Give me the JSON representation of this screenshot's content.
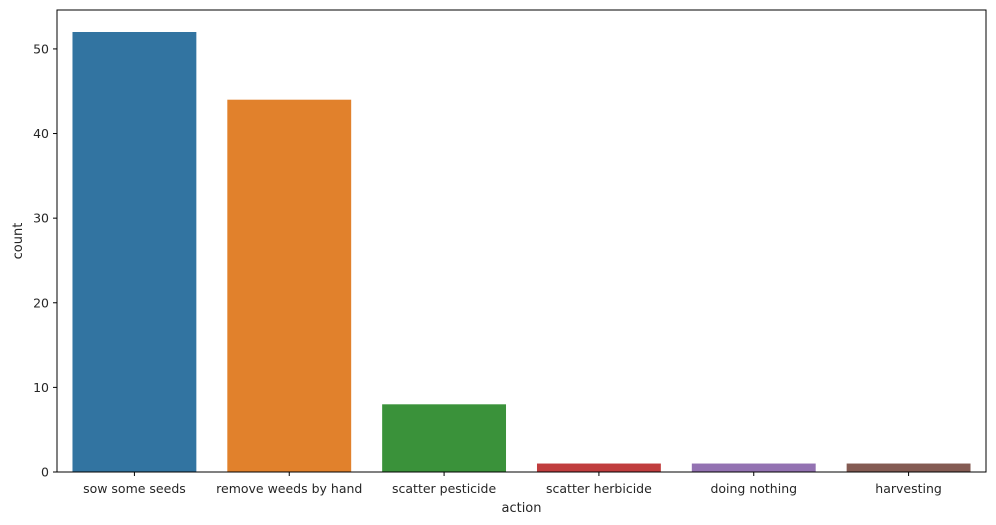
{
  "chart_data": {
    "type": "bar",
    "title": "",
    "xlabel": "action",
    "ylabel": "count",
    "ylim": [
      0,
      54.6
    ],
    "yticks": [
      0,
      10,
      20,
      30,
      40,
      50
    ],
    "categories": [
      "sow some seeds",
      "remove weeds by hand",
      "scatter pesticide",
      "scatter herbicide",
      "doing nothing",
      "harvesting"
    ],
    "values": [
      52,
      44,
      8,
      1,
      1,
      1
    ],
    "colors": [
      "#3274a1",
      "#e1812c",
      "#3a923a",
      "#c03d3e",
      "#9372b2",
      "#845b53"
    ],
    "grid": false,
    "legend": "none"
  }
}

○ ○ ○

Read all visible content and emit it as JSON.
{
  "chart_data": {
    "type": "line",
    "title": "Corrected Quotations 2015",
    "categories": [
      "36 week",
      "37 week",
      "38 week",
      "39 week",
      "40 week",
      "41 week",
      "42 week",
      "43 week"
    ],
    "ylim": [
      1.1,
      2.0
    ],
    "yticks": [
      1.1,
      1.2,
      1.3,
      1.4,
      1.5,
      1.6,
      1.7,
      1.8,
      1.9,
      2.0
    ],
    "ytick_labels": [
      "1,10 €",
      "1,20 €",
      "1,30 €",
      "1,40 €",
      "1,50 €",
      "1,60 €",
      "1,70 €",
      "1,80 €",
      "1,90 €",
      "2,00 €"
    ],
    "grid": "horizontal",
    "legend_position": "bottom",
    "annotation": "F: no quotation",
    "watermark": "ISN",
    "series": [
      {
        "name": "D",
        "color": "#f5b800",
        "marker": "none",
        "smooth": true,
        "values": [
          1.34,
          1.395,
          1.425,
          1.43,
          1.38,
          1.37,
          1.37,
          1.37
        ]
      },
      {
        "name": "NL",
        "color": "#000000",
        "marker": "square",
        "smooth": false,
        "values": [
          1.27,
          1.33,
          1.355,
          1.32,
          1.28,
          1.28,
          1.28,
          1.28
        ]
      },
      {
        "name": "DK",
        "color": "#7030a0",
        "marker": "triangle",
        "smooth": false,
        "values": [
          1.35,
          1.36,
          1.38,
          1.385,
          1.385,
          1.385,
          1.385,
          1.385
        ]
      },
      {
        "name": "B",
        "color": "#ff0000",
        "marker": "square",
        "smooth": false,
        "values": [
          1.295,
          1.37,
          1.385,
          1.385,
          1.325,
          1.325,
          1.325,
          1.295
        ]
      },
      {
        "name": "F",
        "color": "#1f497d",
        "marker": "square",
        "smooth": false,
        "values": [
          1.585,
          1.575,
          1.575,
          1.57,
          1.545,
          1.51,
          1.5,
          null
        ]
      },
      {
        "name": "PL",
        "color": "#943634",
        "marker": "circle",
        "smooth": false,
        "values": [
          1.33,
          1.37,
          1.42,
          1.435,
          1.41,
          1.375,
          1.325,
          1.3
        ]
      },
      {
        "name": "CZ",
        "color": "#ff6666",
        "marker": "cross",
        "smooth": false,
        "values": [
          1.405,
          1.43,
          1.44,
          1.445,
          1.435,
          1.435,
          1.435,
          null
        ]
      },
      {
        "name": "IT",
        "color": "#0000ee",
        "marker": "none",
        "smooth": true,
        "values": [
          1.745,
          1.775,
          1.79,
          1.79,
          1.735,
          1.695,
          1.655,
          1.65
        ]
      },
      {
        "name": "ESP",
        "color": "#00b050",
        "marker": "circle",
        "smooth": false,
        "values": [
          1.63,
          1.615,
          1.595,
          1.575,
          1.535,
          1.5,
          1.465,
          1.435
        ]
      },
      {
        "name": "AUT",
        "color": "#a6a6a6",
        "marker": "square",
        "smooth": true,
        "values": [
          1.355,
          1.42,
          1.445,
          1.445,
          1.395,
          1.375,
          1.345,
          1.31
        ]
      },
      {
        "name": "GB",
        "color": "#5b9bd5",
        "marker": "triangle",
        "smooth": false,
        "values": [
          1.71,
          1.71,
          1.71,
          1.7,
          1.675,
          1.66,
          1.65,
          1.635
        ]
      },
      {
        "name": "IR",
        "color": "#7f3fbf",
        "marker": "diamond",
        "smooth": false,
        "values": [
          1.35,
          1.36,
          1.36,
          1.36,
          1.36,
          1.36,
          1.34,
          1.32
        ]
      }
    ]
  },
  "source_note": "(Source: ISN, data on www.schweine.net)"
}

○ ○ ○

### Stated problem
Go through the entries above and copy every line containing "content".

### Output
Give me the JSON representation of this screenshot's content.
Read all visible content and emit it as JSON.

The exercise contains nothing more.